-- START INPUT MATERIAL --

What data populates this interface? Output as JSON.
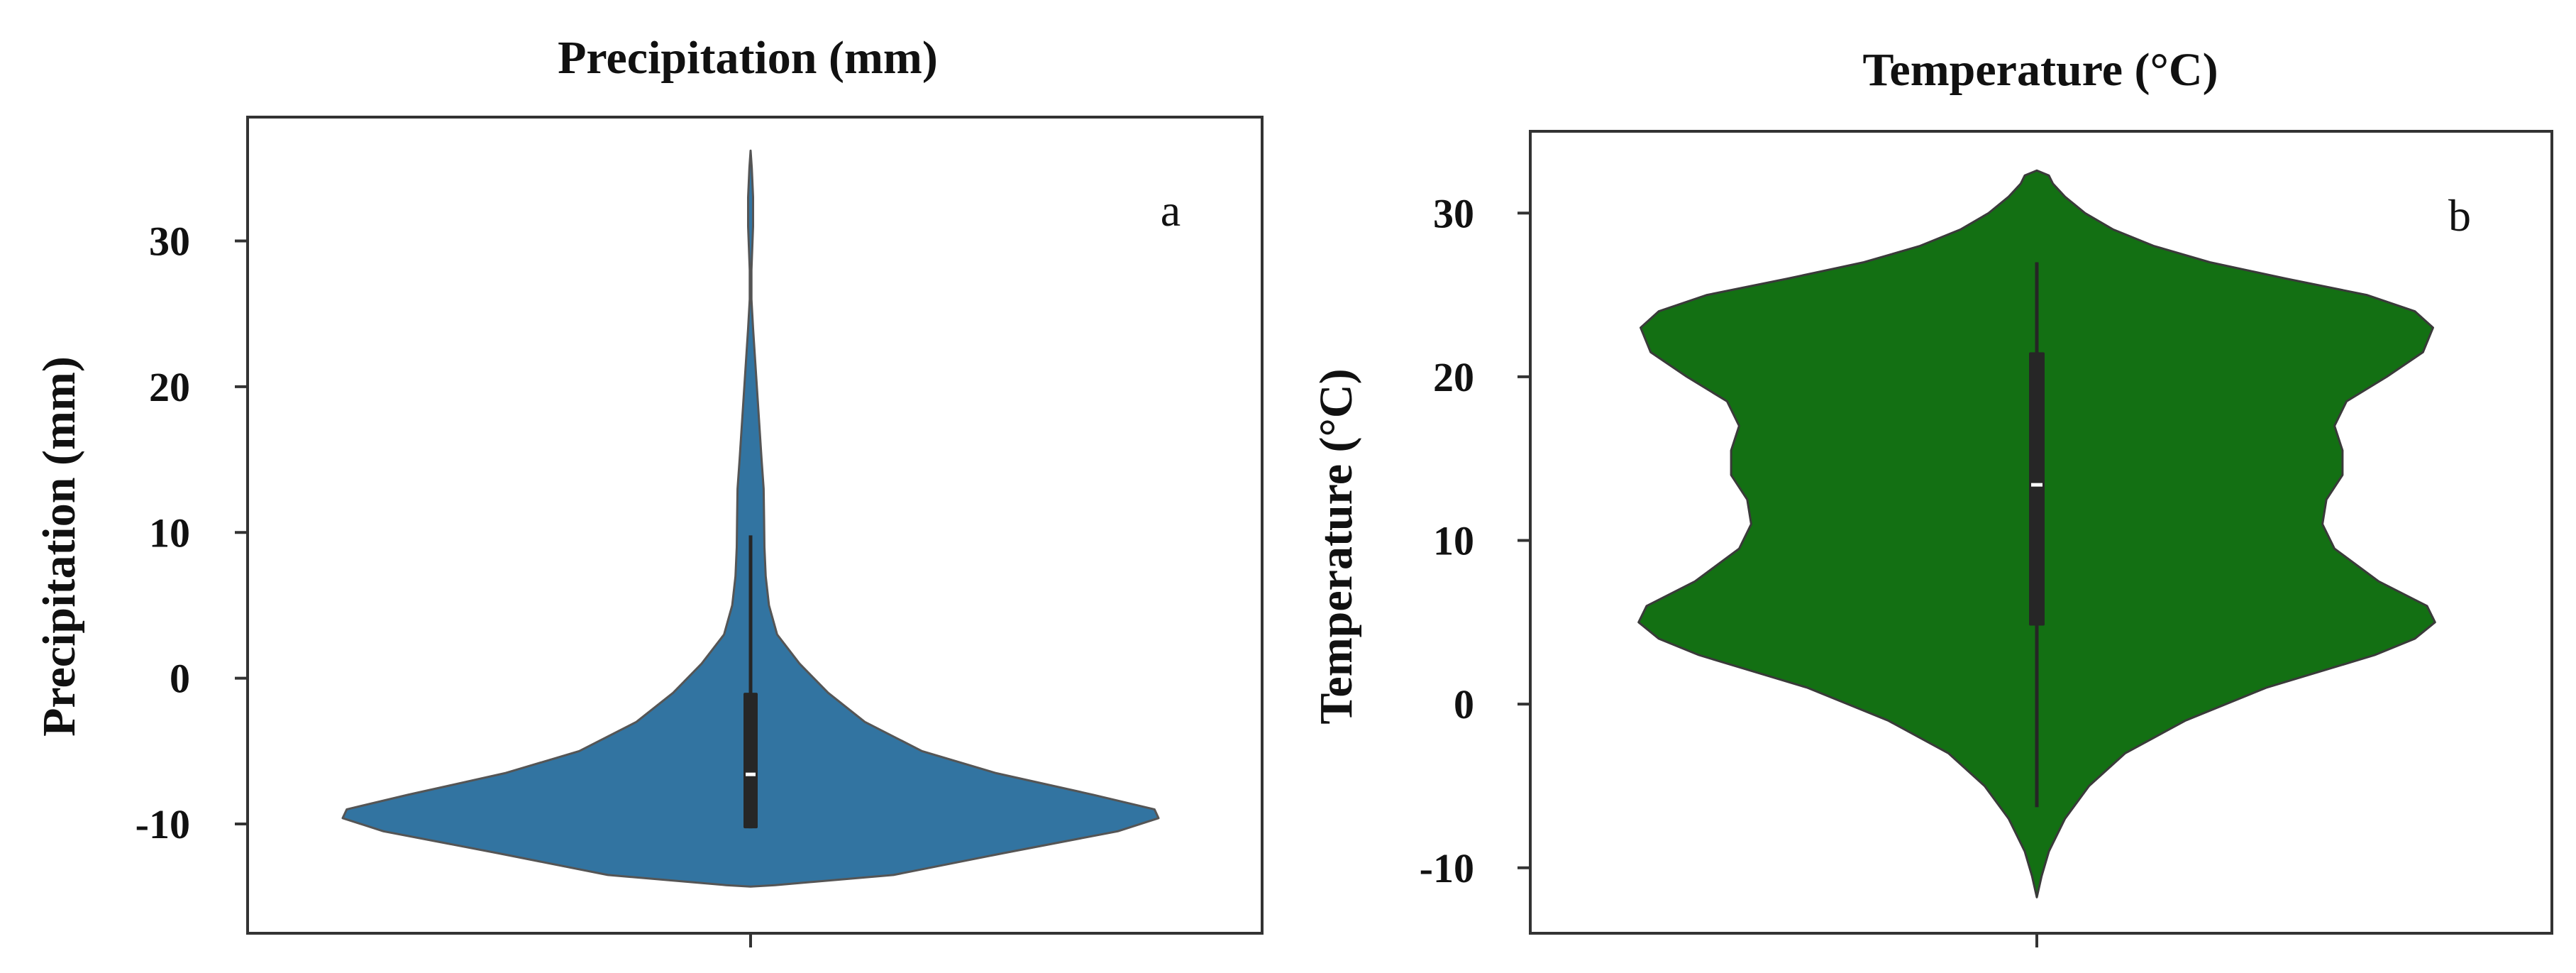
{
  "chart_data": [
    {
      "type": "violin",
      "panel_label": "a",
      "title": "Precipitation (mm)",
      "xlabel": "",
      "ylabel": "Precipitation (mm)",
      "ylim": [
        -17.5,
        38.5
      ],
      "yticks": [
        -10,
        0,
        10,
        20,
        30
      ],
      "ytick_labels": [
        "-10",
        "0",
        "10",
        "20",
        "30"
      ],
      "fill_color": "#3274a1",
      "outline_color": "#555555",
      "density_profile": [
        {
          "y": -14.3,
          "half_width": 0.0
        },
        {
          "y": -14.2,
          "half_width": 0.06
        },
        {
          "y": -13.5,
          "half_width": 0.35
        },
        {
          "y": -12.0,
          "half_width": 0.62
        },
        {
          "y": -10.5,
          "half_width": 0.9
        },
        {
          "y": -9.6,
          "half_width": 1.0
        },
        {
          "y": -9.0,
          "half_width": 0.99
        },
        {
          "y": -8.0,
          "half_width": 0.84
        },
        {
          "y": -6.5,
          "half_width": 0.6
        },
        {
          "y": -5.0,
          "half_width": 0.42
        },
        {
          "y": -3.0,
          "half_width": 0.28
        },
        {
          "y": -1.0,
          "half_width": 0.19
        },
        {
          "y": 1.0,
          "half_width": 0.12
        },
        {
          "y": 3.0,
          "half_width": 0.065
        },
        {
          "y": 5.0,
          "half_width": 0.045
        },
        {
          "y": 7.0,
          "half_width": 0.037
        },
        {
          "y": 9.0,
          "half_width": 0.034
        },
        {
          "y": 11.0,
          "half_width": 0.033
        },
        {
          "y": 13.0,
          "half_width": 0.032
        },
        {
          "y": 15.0,
          "half_width": 0.027
        },
        {
          "y": 18.0,
          "half_width": 0.02
        },
        {
          "y": 21.0,
          "half_width": 0.013
        },
        {
          "y": 24.0,
          "half_width": 0.006
        },
        {
          "y": 26.0,
          "half_width": 0.002
        },
        {
          "y": 28.0,
          "half_width": 0.002
        },
        {
          "y": 31.0,
          "half_width": 0.006
        },
        {
          "y": 33.0,
          "half_width": 0.006
        },
        {
          "y": 35.0,
          "half_width": 0.003
        },
        {
          "y": 36.2,
          "half_width": 0.0
        }
      ],
      "box": {
        "q1": -10.3,
        "median": -6.6,
        "q3": -1.0,
        "whisker_low": -10.3,
        "whisker_high": 9.8
      }
    },
    {
      "type": "violin",
      "panel_label": "b",
      "title": "Temperature (°C)",
      "xlabel": "",
      "ylabel": "Temperature (°C)",
      "ylim": [
        -14,
        35
      ],
      "yticks": [
        -10,
        0,
        10,
        20,
        30
      ],
      "ytick_labels": [
        "-10",
        "0",
        "10",
        "20",
        "30"
      ],
      "fill_color": "#137013",
      "outline_color": "#3a3a3a",
      "density_profile": [
        {
          "y": -11.8,
          "half_width": 0.0
        },
        {
          "y": -10.5,
          "half_width": 0.012
        },
        {
          "y": -9.0,
          "half_width": 0.03
        },
        {
          "y": -7.0,
          "half_width": 0.07
        },
        {
          "y": -5.0,
          "half_width": 0.13
        },
        {
          "y": -3.0,
          "half_width": 0.22
        },
        {
          "y": -1.0,
          "half_width": 0.37
        },
        {
          "y": 1.0,
          "half_width": 0.57
        },
        {
          "y": 3.0,
          "half_width": 0.84
        },
        {
          "y": 4.0,
          "half_width": 0.94
        },
        {
          "y": 5.0,
          "half_width": 0.99
        },
        {
          "y": 6.0,
          "half_width": 0.97
        },
        {
          "y": 7.5,
          "half_width": 0.85
        },
        {
          "y": 9.5,
          "half_width": 0.74
        },
        {
          "y": 11.0,
          "half_width": 0.71
        },
        {
          "y": 12.5,
          "half_width": 0.72
        },
        {
          "y": 14.0,
          "half_width": 0.76
        },
        {
          "y": 15.5,
          "half_width": 0.76
        },
        {
          "y": 17.0,
          "half_width": 0.74
        },
        {
          "y": 18.5,
          "half_width": 0.77
        },
        {
          "y": 20.0,
          "half_width": 0.87
        },
        {
          "y": 21.5,
          "half_width": 0.96
        },
        {
          "y": 23.0,
          "half_width": 0.985
        },
        {
          "y": 24.0,
          "half_width": 0.94
        },
        {
          "y": 25.0,
          "half_width": 0.82
        },
        {
          "y": 26.0,
          "half_width": 0.62
        },
        {
          "y": 27.0,
          "half_width": 0.43
        },
        {
          "y": 28.0,
          "half_width": 0.29
        },
        {
          "y": 29.0,
          "half_width": 0.19
        },
        {
          "y": 30.0,
          "half_width": 0.12
        },
        {
          "y": 31.0,
          "half_width": 0.07
        },
        {
          "y": 31.8,
          "half_width": 0.04
        },
        {
          "y": 32.3,
          "half_width": 0.03
        },
        {
          "y": 32.6,
          "half_width": 0.0
        }
      ],
      "box": {
        "q1": 4.8,
        "median": 13.4,
        "q3": 21.5,
        "whisker_low": -6.3,
        "whisker_high": 27.0
      }
    }
  ]
}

-- END INPUT MATERIAL --

### STATED EXERCISE
Write out each entry exactly as given, but skip the pictures.

### SOLVED EXERCISE
What data populates this interface? Output as JSON.
{
  "chart_data": [
    {
      "type": "violin",
      "panel_label": "a",
      "title": "Precipitation (mm)",
      "xlabel": "",
      "ylabel": "Precipitation (mm)",
      "ylim": [
        -17.5,
        38.5
      ],
      "yticks": [
        -10,
        0,
        10,
        20,
        30
      ],
      "ytick_labels": [
        "-10",
        "0",
        "10",
        "20",
        "30"
      ],
      "fill_color": "#3274a1",
      "outline_color": "#555555",
      "density_profile": [
        {
          "y": -14.3,
          "half_width": 0.0
        },
        {
          "y": -14.2,
          "half_width": 0.06
        },
        {
          "y": -13.5,
          "half_width": 0.35
        },
        {
          "y": -12.0,
          "half_width": 0.62
        },
        {
          "y": -10.5,
          "half_width": 0.9
        },
        {
          "y": -9.6,
          "half_width": 1.0
        },
        {
          "y": -9.0,
          "half_width": 0.99
        },
        {
          "y": -8.0,
          "half_width": 0.84
        },
        {
          "y": -6.5,
          "half_width": 0.6
        },
        {
          "y": -5.0,
          "half_width": 0.42
        },
        {
          "y": -3.0,
          "half_width": 0.28
        },
        {
          "y": -1.0,
          "half_width": 0.19
        },
        {
          "y": 1.0,
          "half_width": 0.12
        },
        {
          "y": 3.0,
          "half_width": 0.065
        },
        {
          "y": 5.0,
          "half_width": 0.045
        },
        {
          "y": 7.0,
          "half_width": 0.037
        },
        {
          "y": 9.0,
          "half_width": 0.034
        },
        {
          "y": 11.0,
          "half_width": 0.033
        },
        {
          "y": 13.0,
          "half_width": 0.032
        },
        {
          "y": 15.0,
          "half_width": 0.027
        },
        {
          "y": 18.0,
          "half_width": 0.02
        },
        {
          "y": 21.0,
          "half_width": 0.013
        },
        {
          "y": 24.0,
          "half_width": 0.006
        },
        {
          "y": 26.0,
          "half_width": 0.002
        },
        {
          "y": 28.0,
          "half_width": 0.002
        },
        {
          "y": 31.0,
          "half_width": 0.006
        },
        {
          "y": 33.0,
          "half_width": 0.006
        },
        {
          "y": 35.0,
          "half_width": 0.003
        },
        {
          "y": 36.2,
          "half_width": 0.0
        }
      ],
      "box": {
        "q1": -10.3,
        "median": -6.6,
        "q3": -1.0,
        "whisker_low": -10.3,
        "whisker_high": 9.8
      }
    },
    {
      "type": "violin",
      "panel_label": "b",
      "title": "Temperature (°C)",
      "xlabel": "",
      "ylabel": "Temperature (°C)",
      "ylim": [
        -14,
        35
      ],
      "yticks": [
        -10,
        0,
        10,
        20,
        30
      ],
      "ytick_labels": [
        "-10",
        "0",
        "10",
        "20",
        "30"
      ],
      "fill_color": "#137013",
      "outline_color": "#3a3a3a",
      "density_profile": [
        {
          "y": -11.8,
          "half_width": 0.0
        },
        {
          "y": -10.5,
          "half_width": 0.012
        },
        {
          "y": -9.0,
          "half_width": 0.03
        },
        {
          "y": -7.0,
          "half_width": 0.07
        },
        {
          "y": -5.0,
          "half_width": 0.13
        },
        {
          "y": -3.0,
          "half_width": 0.22
        },
        {
          "y": -1.0,
          "half_width": 0.37
        },
        {
          "y": 1.0,
          "half_width": 0.57
        },
        {
          "y": 3.0,
          "half_width": 0.84
        },
        {
          "y": 4.0,
          "half_width": 0.94
        },
        {
          "y": 5.0,
          "half_width": 0.99
        },
        {
          "y": 6.0,
          "half_width": 0.97
        },
        {
          "y": 7.5,
          "half_width": 0.85
        },
        {
          "y": 9.5,
          "half_width": 0.74
        },
        {
          "y": 11.0,
          "half_width": 0.71
        },
        {
          "y": 12.5,
          "half_width": 0.72
        },
        {
          "y": 14.0,
          "half_width": 0.76
        },
        {
          "y": 15.5,
          "half_width": 0.76
        },
        {
          "y": 17.0,
          "half_width": 0.74
        },
        {
          "y": 18.5,
          "half_width": 0.77
        },
        {
          "y": 20.0,
          "half_width": 0.87
        },
        {
          "y": 21.5,
          "half_width": 0.96
        },
        {
          "y": 23.0,
          "half_width": 0.985
        },
        {
          "y": 24.0,
          "half_width": 0.94
        },
        {
          "y": 25.0,
          "half_width": 0.82
        },
        {
          "y": 26.0,
          "half_width": 0.62
        },
        {
          "y": 27.0,
          "half_width": 0.43
        },
        {
          "y": 28.0,
          "half_width": 0.29
        },
        {
          "y": 29.0,
          "half_width": 0.19
        },
        {
          "y": 30.0,
          "half_width": 0.12
        },
        {
          "y": 31.0,
          "half_width": 0.07
        },
        {
          "y": 31.8,
          "half_width": 0.04
        },
        {
          "y": 32.3,
          "half_width": 0.03
        },
        {
          "y": 32.6,
          "half_width": 0.0
        }
      ],
      "box": {
        "q1": 4.8,
        "median": 13.4,
        "q3": 21.5,
        "whisker_low": -6.3,
        "whisker_high": 27.0
      }
    }
  ]
}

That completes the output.